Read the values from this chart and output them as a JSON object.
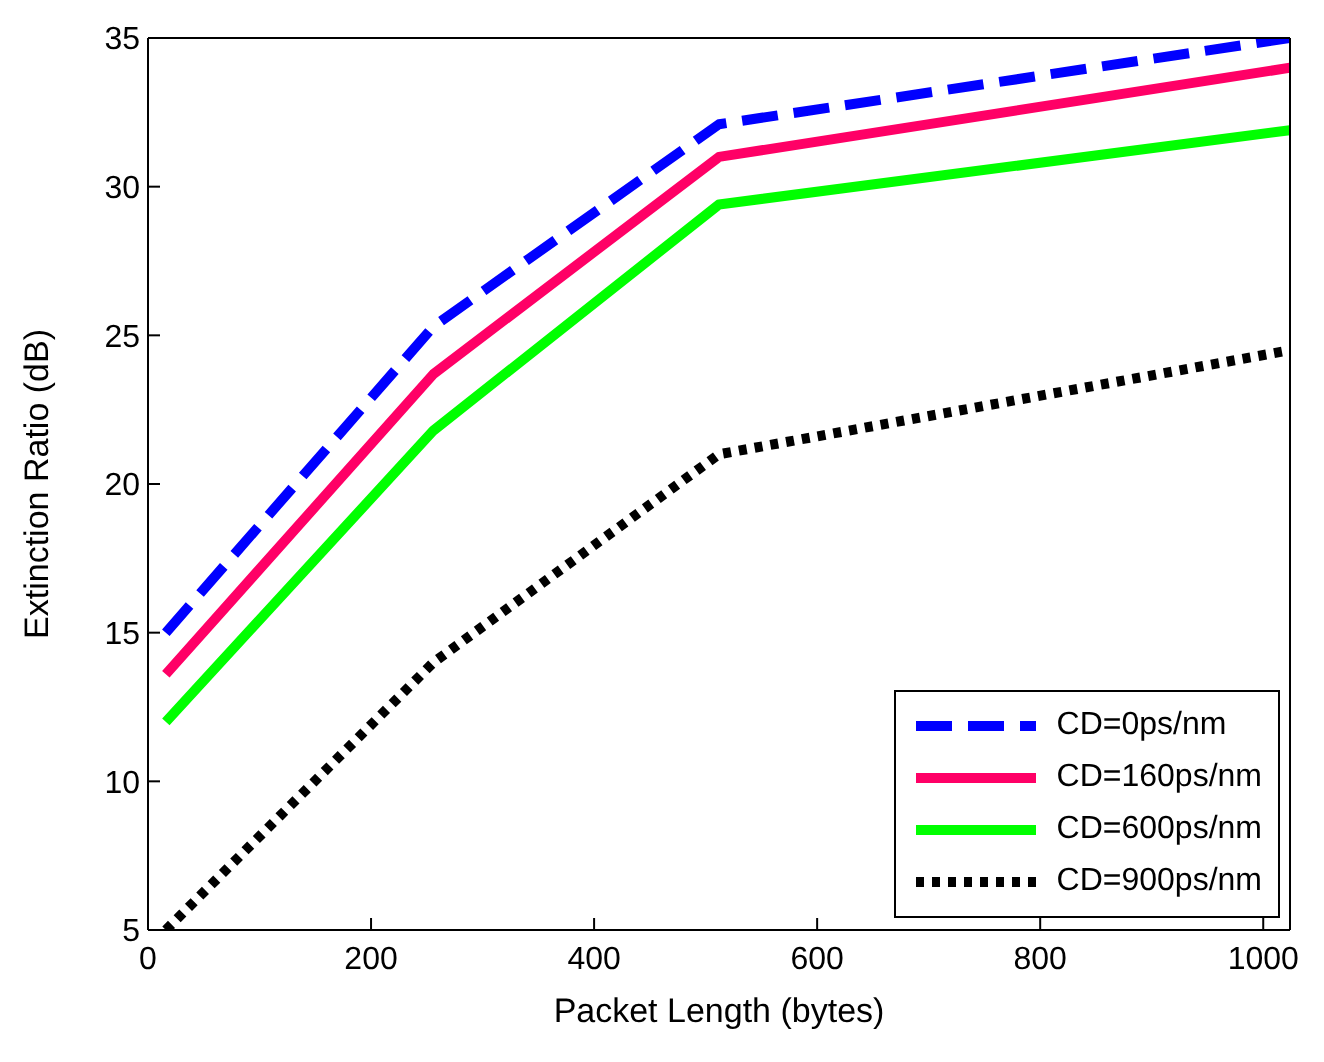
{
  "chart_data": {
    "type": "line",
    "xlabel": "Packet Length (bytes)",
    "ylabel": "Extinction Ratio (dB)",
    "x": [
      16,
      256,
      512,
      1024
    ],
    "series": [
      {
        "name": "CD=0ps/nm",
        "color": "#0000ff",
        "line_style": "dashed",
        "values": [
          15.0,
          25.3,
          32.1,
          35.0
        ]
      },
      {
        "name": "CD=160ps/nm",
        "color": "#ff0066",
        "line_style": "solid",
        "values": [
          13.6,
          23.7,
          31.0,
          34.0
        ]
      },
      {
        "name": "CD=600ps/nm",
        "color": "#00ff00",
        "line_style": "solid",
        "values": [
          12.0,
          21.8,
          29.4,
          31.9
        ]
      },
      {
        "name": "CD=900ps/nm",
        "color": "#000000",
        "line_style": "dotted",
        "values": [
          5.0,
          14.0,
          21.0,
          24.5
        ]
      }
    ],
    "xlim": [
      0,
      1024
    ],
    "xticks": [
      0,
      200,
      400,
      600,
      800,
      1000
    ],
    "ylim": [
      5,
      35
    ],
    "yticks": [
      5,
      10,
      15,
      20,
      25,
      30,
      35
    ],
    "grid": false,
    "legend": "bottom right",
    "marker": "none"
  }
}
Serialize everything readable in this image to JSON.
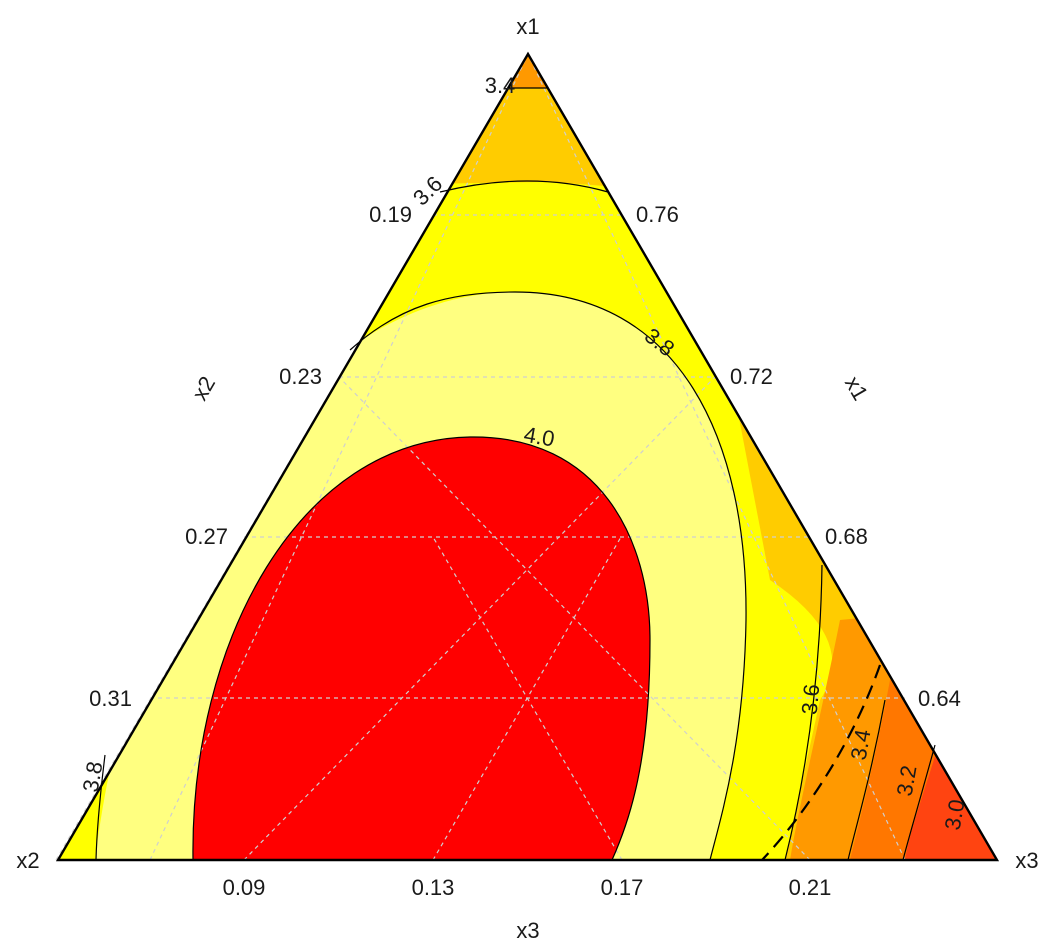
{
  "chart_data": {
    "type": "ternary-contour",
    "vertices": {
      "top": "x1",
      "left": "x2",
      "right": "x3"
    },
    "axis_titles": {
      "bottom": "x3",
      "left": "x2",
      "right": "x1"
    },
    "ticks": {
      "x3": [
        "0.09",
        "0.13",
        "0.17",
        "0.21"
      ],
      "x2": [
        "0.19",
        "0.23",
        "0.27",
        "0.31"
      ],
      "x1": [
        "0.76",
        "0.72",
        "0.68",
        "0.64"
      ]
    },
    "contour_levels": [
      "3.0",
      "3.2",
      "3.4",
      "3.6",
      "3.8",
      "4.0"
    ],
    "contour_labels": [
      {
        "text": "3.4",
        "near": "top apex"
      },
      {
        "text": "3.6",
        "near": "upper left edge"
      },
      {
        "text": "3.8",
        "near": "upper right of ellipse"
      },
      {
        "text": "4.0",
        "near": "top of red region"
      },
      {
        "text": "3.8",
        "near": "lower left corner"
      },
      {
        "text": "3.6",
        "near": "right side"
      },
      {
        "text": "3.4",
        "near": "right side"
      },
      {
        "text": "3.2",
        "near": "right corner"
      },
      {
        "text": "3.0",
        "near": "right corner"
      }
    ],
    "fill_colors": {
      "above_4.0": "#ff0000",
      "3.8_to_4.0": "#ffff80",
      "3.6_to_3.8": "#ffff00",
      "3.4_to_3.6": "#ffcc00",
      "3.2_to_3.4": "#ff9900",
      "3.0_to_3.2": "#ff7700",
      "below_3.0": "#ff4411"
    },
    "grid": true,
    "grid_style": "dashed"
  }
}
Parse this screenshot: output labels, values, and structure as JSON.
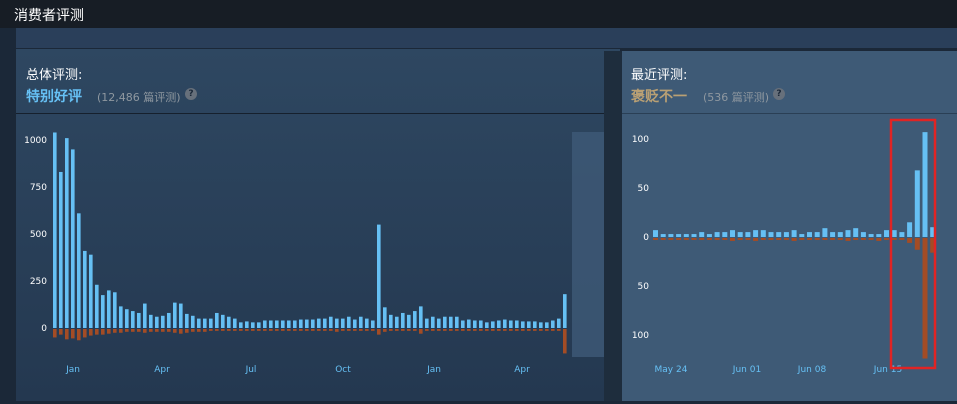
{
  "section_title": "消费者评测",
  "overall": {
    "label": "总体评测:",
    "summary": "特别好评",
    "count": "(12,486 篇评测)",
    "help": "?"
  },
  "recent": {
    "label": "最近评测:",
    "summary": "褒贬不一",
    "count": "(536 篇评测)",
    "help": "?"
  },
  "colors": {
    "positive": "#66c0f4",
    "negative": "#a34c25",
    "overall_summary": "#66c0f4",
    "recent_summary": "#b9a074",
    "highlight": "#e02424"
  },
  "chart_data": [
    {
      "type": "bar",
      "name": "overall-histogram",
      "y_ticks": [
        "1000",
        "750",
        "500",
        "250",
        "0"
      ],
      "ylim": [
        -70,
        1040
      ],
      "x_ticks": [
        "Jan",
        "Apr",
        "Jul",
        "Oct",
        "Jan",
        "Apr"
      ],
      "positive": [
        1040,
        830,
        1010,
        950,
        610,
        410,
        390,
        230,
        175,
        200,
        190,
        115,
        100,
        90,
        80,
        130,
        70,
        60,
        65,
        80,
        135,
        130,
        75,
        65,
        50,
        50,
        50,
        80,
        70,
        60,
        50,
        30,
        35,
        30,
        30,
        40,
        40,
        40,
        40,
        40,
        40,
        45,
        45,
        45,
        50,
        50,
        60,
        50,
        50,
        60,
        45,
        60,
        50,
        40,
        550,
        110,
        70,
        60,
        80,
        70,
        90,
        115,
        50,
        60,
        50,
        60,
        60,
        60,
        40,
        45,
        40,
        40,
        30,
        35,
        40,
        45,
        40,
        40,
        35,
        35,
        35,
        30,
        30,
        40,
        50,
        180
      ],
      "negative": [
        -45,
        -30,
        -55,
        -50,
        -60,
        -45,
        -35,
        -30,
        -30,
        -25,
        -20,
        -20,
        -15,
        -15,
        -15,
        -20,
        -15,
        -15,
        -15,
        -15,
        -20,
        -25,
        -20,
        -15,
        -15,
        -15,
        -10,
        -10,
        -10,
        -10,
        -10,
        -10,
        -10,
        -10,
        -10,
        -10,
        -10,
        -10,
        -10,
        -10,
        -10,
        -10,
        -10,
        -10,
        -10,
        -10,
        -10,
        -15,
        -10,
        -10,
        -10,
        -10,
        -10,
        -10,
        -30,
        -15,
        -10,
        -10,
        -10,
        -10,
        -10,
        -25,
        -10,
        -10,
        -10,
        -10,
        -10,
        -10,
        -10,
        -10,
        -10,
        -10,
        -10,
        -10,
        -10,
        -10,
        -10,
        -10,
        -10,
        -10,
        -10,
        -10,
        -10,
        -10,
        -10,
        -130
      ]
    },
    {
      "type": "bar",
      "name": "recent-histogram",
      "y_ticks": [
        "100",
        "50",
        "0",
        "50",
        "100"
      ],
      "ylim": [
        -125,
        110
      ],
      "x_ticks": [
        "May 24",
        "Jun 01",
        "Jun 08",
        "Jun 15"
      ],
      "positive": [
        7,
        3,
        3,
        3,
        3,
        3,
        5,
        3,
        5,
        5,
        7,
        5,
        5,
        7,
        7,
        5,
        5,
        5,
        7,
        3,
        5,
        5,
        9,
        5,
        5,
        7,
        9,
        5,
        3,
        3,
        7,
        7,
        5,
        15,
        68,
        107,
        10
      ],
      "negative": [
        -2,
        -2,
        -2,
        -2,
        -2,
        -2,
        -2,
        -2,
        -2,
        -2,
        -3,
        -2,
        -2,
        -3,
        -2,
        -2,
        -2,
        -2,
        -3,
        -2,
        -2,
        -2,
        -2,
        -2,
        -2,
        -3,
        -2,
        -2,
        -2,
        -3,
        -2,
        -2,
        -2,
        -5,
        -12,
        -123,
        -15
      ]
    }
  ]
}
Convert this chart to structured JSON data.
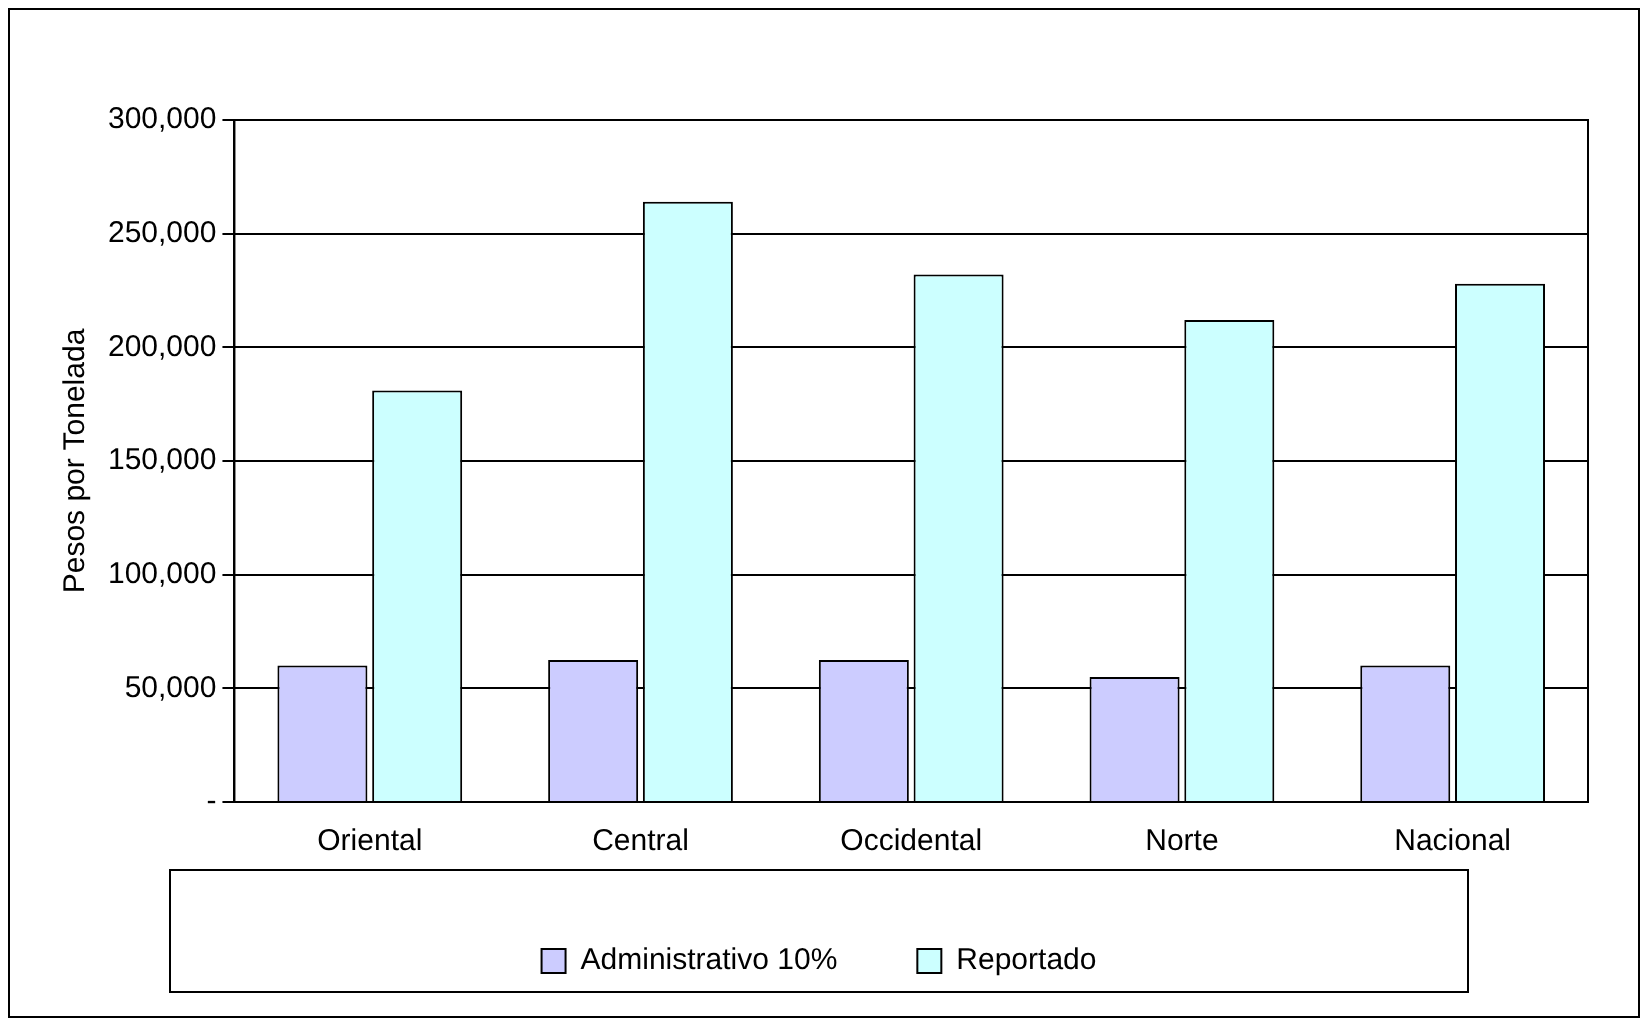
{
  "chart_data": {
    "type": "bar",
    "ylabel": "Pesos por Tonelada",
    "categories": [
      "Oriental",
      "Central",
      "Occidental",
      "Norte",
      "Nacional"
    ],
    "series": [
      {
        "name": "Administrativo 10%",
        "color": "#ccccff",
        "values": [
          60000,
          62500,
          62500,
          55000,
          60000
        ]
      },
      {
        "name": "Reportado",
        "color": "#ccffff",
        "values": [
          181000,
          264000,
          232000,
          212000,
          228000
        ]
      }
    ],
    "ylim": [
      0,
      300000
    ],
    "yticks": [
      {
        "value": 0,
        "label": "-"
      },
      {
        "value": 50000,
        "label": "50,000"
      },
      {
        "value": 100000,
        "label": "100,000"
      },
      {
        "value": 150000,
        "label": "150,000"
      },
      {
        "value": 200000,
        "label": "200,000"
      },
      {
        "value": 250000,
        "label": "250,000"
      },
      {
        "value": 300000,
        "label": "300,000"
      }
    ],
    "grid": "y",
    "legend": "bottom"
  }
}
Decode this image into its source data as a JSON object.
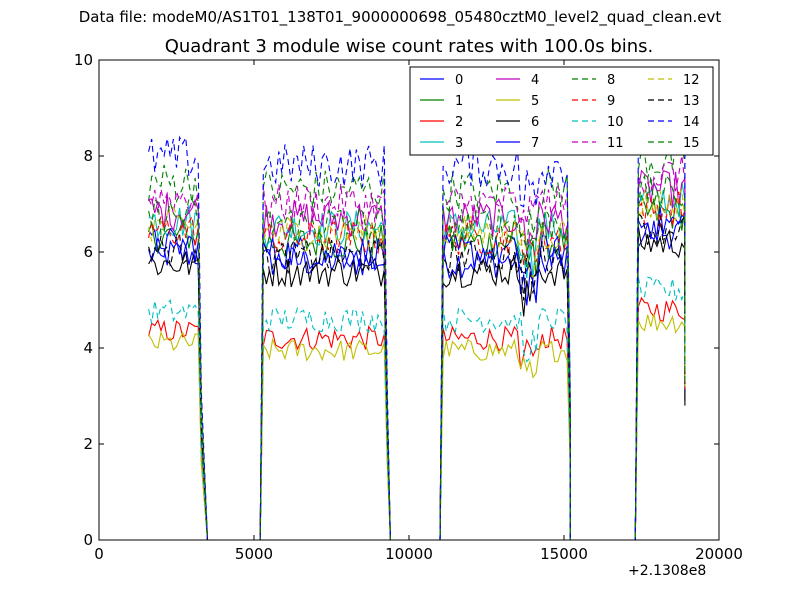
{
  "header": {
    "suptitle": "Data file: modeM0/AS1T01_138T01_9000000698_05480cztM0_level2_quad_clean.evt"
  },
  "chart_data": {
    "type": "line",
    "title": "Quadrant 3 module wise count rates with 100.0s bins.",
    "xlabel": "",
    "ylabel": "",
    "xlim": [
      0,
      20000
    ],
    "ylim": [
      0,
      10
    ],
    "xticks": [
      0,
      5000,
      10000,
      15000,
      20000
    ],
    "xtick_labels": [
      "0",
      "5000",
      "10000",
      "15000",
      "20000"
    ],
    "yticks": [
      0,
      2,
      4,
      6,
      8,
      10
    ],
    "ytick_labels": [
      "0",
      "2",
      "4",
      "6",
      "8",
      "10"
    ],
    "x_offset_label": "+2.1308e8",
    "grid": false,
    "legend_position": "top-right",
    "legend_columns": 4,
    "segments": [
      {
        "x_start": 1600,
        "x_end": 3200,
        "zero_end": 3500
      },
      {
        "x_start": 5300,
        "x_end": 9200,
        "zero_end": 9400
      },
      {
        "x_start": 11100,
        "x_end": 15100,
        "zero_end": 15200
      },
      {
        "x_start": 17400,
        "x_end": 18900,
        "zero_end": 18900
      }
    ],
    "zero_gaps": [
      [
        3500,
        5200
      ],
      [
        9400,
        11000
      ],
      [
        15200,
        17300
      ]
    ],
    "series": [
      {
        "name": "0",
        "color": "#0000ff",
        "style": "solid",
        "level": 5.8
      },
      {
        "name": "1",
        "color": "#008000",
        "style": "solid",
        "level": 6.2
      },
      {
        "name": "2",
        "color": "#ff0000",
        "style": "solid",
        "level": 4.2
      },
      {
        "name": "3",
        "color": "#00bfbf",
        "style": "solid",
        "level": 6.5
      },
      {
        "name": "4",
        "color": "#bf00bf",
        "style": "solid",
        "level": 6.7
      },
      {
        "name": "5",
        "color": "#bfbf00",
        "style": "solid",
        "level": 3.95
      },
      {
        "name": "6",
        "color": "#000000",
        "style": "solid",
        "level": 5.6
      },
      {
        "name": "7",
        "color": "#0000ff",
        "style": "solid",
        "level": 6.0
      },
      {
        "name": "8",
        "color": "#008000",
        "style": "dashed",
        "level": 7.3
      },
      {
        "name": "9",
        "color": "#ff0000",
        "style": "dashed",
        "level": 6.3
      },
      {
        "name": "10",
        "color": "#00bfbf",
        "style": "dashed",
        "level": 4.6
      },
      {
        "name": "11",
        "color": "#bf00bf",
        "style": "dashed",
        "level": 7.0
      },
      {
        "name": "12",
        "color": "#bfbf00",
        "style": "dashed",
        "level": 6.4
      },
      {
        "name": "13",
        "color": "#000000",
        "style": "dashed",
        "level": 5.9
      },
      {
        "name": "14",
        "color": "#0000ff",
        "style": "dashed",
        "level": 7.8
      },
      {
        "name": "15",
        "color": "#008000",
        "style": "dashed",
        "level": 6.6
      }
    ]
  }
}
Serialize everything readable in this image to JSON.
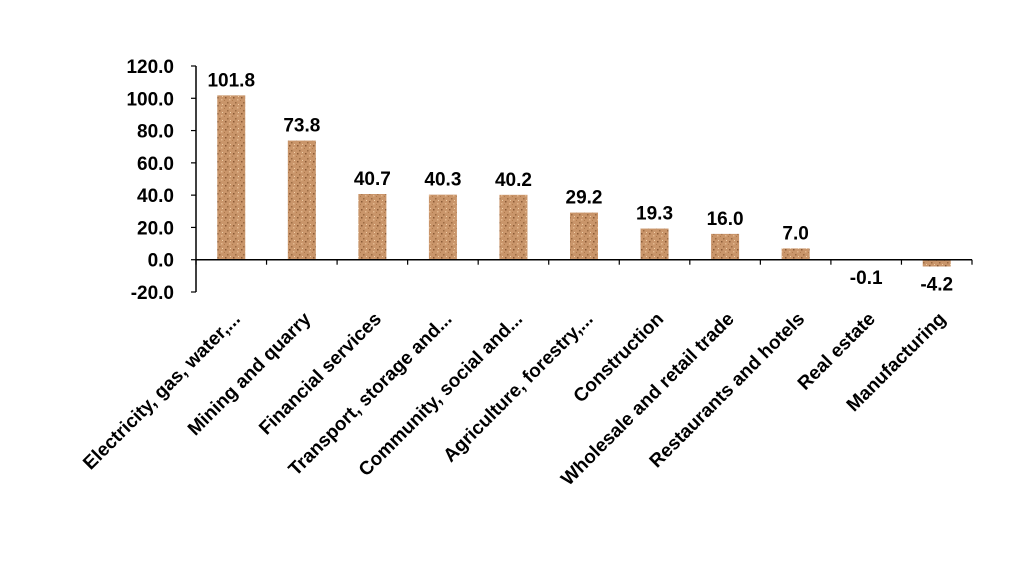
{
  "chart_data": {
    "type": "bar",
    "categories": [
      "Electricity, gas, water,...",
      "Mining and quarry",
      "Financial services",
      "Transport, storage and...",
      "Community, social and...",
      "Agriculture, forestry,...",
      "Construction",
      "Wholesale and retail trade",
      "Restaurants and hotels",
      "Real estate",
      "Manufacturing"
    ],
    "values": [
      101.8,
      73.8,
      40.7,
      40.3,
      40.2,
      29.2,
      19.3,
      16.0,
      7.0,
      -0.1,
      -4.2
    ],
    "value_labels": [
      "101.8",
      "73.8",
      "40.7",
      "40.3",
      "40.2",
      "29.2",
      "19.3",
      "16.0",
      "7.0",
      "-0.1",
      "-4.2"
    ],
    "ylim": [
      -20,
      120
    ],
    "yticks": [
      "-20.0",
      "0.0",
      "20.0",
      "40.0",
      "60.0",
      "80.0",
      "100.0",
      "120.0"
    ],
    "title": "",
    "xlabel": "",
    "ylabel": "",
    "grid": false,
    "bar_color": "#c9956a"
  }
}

..........

◆ **Your task**
Report all lines of the data above that include the string "left".

◆ **Solution**
      "left": "x2",
      "left": "x2",
        "near": "upper left edge"
        "near": "lower left corner"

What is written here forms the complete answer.